**TASK DETAILS**
Write out the listing beneath this instruction in its entirety, exactly as it reads.

— start of INPUT DATA —

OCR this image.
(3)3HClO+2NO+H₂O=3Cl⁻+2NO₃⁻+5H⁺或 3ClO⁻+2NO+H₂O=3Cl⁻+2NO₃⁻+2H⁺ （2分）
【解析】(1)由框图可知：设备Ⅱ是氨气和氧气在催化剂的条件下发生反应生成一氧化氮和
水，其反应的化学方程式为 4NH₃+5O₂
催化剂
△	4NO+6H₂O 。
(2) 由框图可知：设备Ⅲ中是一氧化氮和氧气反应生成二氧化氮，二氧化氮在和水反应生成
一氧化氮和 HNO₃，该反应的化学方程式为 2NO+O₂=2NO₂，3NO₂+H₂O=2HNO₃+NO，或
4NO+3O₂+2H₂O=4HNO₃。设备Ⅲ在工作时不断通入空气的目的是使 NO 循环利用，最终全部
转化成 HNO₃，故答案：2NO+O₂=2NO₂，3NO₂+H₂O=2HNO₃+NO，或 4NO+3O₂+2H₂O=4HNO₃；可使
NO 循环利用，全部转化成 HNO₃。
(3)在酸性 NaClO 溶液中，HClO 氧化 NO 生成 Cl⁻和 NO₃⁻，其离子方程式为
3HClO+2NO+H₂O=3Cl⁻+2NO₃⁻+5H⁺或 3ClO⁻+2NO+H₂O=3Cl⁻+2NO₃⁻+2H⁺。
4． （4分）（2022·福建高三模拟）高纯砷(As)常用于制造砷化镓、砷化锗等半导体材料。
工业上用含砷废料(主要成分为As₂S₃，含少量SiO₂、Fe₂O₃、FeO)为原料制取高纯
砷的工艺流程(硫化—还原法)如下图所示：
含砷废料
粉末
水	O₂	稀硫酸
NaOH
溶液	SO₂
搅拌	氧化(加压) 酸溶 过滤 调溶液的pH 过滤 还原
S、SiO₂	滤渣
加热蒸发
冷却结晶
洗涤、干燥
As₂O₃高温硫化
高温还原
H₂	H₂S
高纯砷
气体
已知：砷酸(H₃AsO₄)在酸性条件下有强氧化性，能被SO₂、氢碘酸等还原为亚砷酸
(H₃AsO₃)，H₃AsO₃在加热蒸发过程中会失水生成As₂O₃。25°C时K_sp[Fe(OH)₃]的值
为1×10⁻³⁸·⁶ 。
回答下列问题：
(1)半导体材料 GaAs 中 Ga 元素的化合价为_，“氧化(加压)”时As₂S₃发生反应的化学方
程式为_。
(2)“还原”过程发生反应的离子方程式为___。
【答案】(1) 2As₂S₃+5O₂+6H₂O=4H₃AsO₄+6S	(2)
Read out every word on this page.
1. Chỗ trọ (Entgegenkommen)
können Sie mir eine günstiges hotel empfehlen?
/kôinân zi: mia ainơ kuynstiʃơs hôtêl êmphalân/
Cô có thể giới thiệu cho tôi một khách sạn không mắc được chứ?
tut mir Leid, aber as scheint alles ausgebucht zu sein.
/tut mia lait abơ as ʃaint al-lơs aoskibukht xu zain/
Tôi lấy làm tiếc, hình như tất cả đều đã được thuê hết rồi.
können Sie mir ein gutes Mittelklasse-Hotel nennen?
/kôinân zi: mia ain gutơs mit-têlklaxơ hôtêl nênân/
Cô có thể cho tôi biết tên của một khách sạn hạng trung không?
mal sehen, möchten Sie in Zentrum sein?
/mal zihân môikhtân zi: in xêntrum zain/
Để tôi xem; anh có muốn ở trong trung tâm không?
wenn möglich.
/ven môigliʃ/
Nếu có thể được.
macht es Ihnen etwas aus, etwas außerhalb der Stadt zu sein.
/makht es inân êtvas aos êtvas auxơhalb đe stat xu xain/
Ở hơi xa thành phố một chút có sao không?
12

— end of INPUT DATA —

**EXERCISE ANSWER**
OCR this image.
(3)3HClO+2NO+H₂O=3Cl⁻+2NO₃⁻+5H⁺或 3ClO⁻+2NO+H₂O=3Cl⁻+2NO₃⁻+2H⁺ （2分）
【解析】(1)由框图可知：设备Ⅱ是氨气和氧气在催化剂的条件下发生反应生成一氧化氮和
水，其反应的化学方程式为 4NH₃+5O₂
催化剂
△	4NO+6H₂O 。
(2) 由框图可知：设备Ⅲ中是一氧化氮和氧气反应生成二氧化氮，二氧化氮在和水反应生成
一氧化氮和 HNO₃，该反应的化学方程式为 2NO+O₂=2NO₂，3NO₂+H₂O=2HNO₃+NO，或
4NO+3O₂+2H₂O=4HNO₃。设备Ⅲ在工作时不断通入空气的目的是使 NO 循环利用，最终全部
转化成 HNO₃，故答案：2NO+O₂=2NO₂，3NO₂+H₂O=2HNO₃+NO，或 4NO+3O₂+2H₂O=4HNO₃；可使
NO 循环利用，全部转化成 HNO₃。
(3)在酸性 NaClO 溶液中，HClO 氧化 NO 生成 Cl⁻和 NO₃⁻，其离子方程式为
3HClO+2NO+H₂O=3Cl⁻+2NO₃⁻+5H⁺或 3ClO⁻+2NO+H₂O=3Cl⁻+2NO₃⁻+2H⁺。
4． （4分）（2022·福建高三模拟）高纯砷(As)常用于制造砷化镓、砷化锗等半导体材料。
工业上用含砷废料(主要成分为As₂S₃，含少量SiO₂、Fe₂O₃、FeO)为原料制取高纯
砷的工艺流程(硫化—还原法)如下图所示：
含砷废料
粉末
水	O₂	稀硫酸
NaOH
溶液	SO₂
搅拌	氧化(加压) 酸溶 过滤 调溶液的pH 过滤 还原
S、SiO₂	滤渣
加热蒸发
冷却结晶
洗涤、干燥
As₂O₃高温硫化
高温还原
H₂	H₂S
高纯砷
气体
已知：砷酸(H₃AsO₄)在酸性条件下有强氧化性，能被SO₂、氢碘酸等还原为亚砷酸
(H₃AsO₃)，H₃AsO₃在加热蒸发过程中会失水生成As₂O₃。25°C时K_sp[Fe(OH)₃]的值
为1×10⁻³⁸·⁶ 。
回答下列问题：
(1)半导体材料 GaAs 中 Ga 元素的化合价为_，“氧化(加压)”时As₂S₃发生反应的化学方
程式为_。
(2)“还原”过程发生反应的离子方程式为___。
【答案】(1) 2As₂S₃+5O₂+6H₂O=4H₃AsO₄+6S	(2)
Read out every word on this page.
1. Chỗ trọ (Entgegenkommen)
können Sie mir eine günstiges hotel empfehlen?
/kôinân zi: mia ainơ kuynstiʃơs hôtêl êmphalân/
Cô có thể giới thiệu cho tôi một khách sạn không mắc được chứ?
tut mir Leid, aber as scheint alles ausgebucht zu sein.
/tut mia lait abơ as ʃaint al-lơs aoskibukht xu zain/
Tôi lấy làm tiếc, hình như tất cả đều đã được thuê hết rồi.
können Sie mir ein gutes Mittelklasse-Hotel nennen?
/kôinân zi: mia ain gutơs mit-têlklaxơ hôtêl nênân/
Cô có thể cho tôi biết tên của một khách sạn hạng trung không?
mal sehen, möchten Sie in Zentrum sein?
/mal zihân môikhtân zi: in xêntrum zain/
Để tôi xem; anh có muốn ở trong trung tâm không?
wenn möglich.
/ven môigliʃ/
Nếu có thể được.
macht es Ihnen etwas aus, etwas außerhalb der Stadt zu sein.
/makht es inân êtvas aos êtvas auxơhalb đe stat xu xain/
Ở hơi xa thành phố một chút có sao không?
12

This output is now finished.